**TASK REQUIREMENTS**.
The answer is a single number: how many lines hold the string "Tomatillo".

## BEGIN ENTRIES SUPPLIED

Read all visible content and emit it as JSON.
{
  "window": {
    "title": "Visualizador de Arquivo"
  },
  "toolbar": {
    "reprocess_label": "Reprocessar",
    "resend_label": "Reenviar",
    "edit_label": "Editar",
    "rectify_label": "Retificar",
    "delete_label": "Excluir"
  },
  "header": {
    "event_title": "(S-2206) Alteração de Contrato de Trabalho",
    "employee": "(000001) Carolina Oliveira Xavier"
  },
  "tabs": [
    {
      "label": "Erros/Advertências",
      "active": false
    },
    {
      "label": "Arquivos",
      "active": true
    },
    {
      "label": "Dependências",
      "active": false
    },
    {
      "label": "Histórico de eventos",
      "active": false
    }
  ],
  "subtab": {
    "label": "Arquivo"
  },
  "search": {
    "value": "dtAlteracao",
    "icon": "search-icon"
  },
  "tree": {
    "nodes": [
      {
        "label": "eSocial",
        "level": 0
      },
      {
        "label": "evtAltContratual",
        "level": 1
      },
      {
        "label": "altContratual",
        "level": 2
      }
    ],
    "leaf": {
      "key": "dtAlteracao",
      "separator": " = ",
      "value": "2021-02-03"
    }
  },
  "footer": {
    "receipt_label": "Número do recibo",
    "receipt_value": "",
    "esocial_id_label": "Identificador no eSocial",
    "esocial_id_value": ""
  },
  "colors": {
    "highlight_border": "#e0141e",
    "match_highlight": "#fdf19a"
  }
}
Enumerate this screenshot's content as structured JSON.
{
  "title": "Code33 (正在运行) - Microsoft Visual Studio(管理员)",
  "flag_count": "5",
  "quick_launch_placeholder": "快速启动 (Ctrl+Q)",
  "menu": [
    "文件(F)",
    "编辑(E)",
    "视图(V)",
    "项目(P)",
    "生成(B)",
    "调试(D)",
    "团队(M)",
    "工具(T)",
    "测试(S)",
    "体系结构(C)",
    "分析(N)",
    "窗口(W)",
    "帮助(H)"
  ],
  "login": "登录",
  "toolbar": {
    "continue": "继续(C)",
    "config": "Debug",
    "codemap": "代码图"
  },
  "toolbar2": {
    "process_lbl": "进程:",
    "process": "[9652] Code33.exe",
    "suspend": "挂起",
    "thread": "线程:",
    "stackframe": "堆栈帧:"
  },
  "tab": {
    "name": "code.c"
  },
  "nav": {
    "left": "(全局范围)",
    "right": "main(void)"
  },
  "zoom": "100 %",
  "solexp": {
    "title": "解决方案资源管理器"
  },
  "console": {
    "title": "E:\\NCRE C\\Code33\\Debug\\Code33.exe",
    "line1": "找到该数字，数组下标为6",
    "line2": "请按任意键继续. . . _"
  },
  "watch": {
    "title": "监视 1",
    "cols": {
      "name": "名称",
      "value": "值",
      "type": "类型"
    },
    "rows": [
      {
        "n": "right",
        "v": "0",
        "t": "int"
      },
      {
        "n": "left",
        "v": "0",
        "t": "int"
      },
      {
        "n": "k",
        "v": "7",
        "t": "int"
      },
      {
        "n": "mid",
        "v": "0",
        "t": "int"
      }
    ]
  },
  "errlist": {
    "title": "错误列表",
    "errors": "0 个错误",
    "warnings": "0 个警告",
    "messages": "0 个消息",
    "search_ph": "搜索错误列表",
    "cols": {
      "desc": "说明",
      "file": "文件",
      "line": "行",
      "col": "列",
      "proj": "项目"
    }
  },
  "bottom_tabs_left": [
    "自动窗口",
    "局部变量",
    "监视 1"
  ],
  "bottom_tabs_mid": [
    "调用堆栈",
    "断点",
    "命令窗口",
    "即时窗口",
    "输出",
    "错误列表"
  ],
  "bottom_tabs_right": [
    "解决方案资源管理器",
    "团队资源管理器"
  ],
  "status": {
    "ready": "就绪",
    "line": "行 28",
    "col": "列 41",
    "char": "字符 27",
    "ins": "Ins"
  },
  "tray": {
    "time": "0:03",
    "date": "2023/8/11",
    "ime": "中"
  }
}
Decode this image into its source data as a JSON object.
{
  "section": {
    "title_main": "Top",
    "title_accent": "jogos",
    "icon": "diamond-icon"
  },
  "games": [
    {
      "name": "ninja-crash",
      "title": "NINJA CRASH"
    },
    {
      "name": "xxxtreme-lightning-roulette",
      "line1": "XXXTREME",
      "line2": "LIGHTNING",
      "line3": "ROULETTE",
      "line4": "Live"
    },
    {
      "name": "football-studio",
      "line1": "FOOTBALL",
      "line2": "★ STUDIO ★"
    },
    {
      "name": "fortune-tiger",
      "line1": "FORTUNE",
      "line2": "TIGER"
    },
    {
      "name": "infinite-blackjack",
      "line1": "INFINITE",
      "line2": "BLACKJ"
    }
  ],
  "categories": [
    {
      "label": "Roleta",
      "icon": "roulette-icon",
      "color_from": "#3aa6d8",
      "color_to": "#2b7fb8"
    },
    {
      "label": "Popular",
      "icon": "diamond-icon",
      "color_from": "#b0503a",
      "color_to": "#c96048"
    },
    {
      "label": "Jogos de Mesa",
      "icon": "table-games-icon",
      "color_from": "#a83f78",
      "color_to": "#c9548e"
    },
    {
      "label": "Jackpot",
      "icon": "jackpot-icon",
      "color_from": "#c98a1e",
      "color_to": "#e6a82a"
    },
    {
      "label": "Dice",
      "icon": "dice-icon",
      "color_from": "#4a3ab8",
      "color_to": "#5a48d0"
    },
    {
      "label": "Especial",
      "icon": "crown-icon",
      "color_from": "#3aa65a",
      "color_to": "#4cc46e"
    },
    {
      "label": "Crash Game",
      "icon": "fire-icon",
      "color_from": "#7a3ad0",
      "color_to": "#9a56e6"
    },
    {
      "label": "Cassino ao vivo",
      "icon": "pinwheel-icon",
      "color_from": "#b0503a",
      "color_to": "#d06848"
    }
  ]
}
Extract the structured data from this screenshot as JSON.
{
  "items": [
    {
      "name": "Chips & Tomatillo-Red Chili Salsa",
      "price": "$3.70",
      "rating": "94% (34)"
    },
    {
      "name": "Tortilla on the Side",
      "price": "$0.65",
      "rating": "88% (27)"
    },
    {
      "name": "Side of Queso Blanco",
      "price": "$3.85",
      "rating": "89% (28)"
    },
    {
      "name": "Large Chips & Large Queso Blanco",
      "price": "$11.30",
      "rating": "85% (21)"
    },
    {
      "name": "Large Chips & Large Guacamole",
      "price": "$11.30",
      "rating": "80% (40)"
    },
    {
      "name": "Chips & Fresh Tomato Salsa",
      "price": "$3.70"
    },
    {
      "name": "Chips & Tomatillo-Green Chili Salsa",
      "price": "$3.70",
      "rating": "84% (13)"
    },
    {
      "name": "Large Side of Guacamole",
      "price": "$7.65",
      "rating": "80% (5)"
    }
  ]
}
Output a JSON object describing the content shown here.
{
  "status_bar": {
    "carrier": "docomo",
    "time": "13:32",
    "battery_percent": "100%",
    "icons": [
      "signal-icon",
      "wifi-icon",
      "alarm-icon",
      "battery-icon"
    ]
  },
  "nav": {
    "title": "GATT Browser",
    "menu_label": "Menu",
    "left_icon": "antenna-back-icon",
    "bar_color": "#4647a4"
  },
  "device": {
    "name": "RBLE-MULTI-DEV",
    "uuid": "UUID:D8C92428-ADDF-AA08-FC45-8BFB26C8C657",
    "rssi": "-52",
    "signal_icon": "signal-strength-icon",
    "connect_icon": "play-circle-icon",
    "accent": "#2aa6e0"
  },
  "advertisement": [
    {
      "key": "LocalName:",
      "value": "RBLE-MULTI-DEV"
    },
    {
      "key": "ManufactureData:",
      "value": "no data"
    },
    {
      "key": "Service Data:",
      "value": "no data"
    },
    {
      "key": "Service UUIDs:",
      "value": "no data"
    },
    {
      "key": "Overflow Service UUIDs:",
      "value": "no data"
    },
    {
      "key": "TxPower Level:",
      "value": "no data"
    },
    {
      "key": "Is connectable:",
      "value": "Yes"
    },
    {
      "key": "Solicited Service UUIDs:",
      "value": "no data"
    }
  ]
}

## END ENTRIES SUPPLIED

**RESPONSE TO THIS EXERCISE**.
2